[start of EXERCISE INPUTS]

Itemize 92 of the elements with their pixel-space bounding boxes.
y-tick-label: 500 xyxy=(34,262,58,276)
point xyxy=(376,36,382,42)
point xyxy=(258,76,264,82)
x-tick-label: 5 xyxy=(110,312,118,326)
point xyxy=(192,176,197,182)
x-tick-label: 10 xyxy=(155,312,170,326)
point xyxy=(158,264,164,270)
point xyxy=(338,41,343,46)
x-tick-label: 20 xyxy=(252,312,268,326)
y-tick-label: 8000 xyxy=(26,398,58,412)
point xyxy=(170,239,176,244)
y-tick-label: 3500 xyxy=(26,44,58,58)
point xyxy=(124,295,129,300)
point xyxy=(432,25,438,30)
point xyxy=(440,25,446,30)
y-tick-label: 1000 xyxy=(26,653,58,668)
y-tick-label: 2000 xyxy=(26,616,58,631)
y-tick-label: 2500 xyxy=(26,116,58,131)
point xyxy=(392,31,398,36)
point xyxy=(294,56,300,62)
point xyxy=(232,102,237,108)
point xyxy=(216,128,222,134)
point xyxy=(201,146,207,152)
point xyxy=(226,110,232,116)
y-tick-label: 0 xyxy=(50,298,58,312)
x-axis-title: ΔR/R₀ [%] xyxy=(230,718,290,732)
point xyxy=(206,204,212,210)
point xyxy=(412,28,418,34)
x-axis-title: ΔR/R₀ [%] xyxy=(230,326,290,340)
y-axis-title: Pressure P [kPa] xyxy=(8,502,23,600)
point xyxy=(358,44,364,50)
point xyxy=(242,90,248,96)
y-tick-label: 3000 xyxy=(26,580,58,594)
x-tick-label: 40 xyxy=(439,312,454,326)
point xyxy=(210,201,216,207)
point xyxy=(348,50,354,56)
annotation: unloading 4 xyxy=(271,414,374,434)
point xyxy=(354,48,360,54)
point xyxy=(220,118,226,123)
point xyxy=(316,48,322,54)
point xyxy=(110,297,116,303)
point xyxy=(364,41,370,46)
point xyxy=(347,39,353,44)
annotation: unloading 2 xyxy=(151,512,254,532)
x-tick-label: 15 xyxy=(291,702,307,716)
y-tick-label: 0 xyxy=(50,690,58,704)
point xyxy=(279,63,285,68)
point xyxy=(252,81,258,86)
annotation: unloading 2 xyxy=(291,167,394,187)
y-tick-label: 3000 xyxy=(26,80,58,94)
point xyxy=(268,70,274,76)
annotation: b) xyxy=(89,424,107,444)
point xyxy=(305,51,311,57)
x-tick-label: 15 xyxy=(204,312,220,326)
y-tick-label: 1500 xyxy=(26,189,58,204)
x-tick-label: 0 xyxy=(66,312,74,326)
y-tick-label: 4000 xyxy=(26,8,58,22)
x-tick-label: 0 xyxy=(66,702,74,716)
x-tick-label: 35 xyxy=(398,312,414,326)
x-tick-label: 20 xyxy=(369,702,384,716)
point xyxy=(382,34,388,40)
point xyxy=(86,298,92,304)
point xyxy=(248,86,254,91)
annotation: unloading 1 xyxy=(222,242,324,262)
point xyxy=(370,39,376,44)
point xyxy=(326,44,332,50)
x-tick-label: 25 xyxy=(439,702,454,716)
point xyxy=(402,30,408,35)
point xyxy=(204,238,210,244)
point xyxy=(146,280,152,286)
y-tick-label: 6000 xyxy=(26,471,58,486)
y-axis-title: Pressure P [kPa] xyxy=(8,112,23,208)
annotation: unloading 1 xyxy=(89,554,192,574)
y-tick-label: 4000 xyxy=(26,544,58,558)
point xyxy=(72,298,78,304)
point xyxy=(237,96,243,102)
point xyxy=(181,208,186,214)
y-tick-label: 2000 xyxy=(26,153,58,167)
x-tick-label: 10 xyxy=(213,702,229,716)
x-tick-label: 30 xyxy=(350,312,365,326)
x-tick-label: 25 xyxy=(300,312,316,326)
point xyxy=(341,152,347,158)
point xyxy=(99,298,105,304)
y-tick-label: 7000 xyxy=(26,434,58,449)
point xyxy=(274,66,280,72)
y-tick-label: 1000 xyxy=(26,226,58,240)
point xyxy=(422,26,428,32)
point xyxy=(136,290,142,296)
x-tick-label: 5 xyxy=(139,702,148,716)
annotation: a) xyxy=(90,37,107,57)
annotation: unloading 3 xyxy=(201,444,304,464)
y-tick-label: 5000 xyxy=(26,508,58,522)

[end of EXERCISE INPUTS]

→ TO BE DONE
Reproduce all of the entries above, substituting "release" for every occurrence of "unloading" and leaving everything else unchanged.

→ RESPONSE
Itemize 92 of the elements with their pixel-space bounding boxes.
y-tick-label: 500 xyxy=(34,262,58,276)
point xyxy=(376,36,382,42)
point xyxy=(258,76,264,82)
x-tick-label: 5 xyxy=(110,312,118,326)
point xyxy=(192,176,197,182)
x-tick-label: 10 xyxy=(155,312,170,326)
point xyxy=(158,264,164,270)
point xyxy=(338,41,343,46)
x-tick-label: 20 xyxy=(252,312,268,326)
y-tick-label: 8000 xyxy=(26,398,58,412)
point xyxy=(170,239,176,244)
y-tick-label: 3500 xyxy=(26,44,58,58)
point xyxy=(124,295,129,300)
point xyxy=(432,25,438,30)
point xyxy=(440,25,446,30)
y-tick-label: 1000 xyxy=(26,653,58,668)
y-tick-label: 2000 xyxy=(26,616,58,631)
y-tick-label: 2500 xyxy=(26,116,58,131)
point xyxy=(392,31,398,36)
point xyxy=(294,56,300,62)
point xyxy=(232,102,237,108)
point xyxy=(216,128,222,134)
point xyxy=(201,146,207,152)
point xyxy=(226,110,232,116)
y-tick-label: 0 xyxy=(50,298,58,312)
x-axis-title: ΔR/R₀ [%] xyxy=(230,718,290,732)
point xyxy=(206,204,212,210)
point xyxy=(412,28,418,34)
x-axis-title: ΔR/R₀ [%] xyxy=(230,326,290,340)
y-axis-title: Pressure P [kPa] xyxy=(8,502,23,600)
point xyxy=(358,44,364,50)
point xyxy=(242,90,248,96)
y-tick-label: 3000 xyxy=(26,580,58,594)
x-tick-label: 40 xyxy=(439,312,454,326)
point xyxy=(210,201,216,207)
point xyxy=(348,50,354,56)
annotation: release 4 xyxy=(271,414,374,434)
point xyxy=(354,48,360,54)
point xyxy=(220,118,226,123)
point xyxy=(316,48,322,54)
point xyxy=(110,297,116,303)
point xyxy=(364,41,370,46)
point xyxy=(347,39,353,44)
annotation: release 2 xyxy=(151,512,254,532)
x-tick-label: 15 xyxy=(291,702,307,716)
y-tick-label: 0 xyxy=(50,690,58,704)
point xyxy=(279,63,285,68)
point xyxy=(252,81,258,86)
annotation: release 2 xyxy=(291,167,394,187)
y-tick-label: 3000 xyxy=(26,80,58,94)
point xyxy=(268,70,274,76)
annotation: b) xyxy=(89,424,107,444)
point xyxy=(305,51,311,57)
x-tick-label: 15 xyxy=(204,312,220,326)
y-tick-label: 1500 xyxy=(26,189,58,204)
x-tick-label: 0 xyxy=(66,312,74,326)
y-tick-label: 4000 xyxy=(26,8,58,22)
x-tick-label: 0 xyxy=(66,702,74,716)
x-tick-label: 35 xyxy=(398,312,414,326)
x-tick-label: 20 xyxy=(369,702,384,716)
point xyxy=(382,34,388,40)
point xyxy=(86,298,92,304)
point xyxy=(248,86,254,91)
annotation: release 1 xyxy=(222,242,324,262)
point xyxy=(370,39,376,44)
point xyxy=(326,44,332,50)
x-tick-label: 25 xyxy=(439,702,454,716)
point xyxy=(402,30,408,35)
point xyxy=(204,238,210,244)
point xyxy=(146,280,152,286)
y-tick-label: 6000 xyxy=(26,471,58,486)
y-axis-title: Pressure P [kPa] xyxy=(8,112,23,208)
annotation: release 1 xyxy=(89,554,192,574)
y-tick-label: 4000 xyxy=(26,544,58,558)
point xyxy=(72,298,78,304)
point xyxy=(237,96,243,102)
point xyxy=(181,208,186,214)
y-tick-label: 2000 xyxy=(26,153,58,167)
x-tick-label: 10 xyxy=(213,702,229,716)
x-tick-label: 30 xyxy=(350,312,365,326)
x-tick-label: 25 xyxy=(300,312,316,326)
point xyxy=(341,152,347,158)
point xyxy=(99,298,105,304)
y-tick-label: 7000 xyxy=(26,434,58,449)
point xyxy=(274,66,280,72)
y-tick-label: 1000 xyxy=(26,226,58,240)
point xyxy=(422,26,428,32)
point xyxy=(136,290,142,296)
x-tick-label: 5 xyxy=(139,702,148,716)
annotation: a) xyxy=(90,37,107,57)
annotation: release 3 xyxy=(201,444,304,464)
y-tick-label: 5000 xyxy=(26,508,58,522)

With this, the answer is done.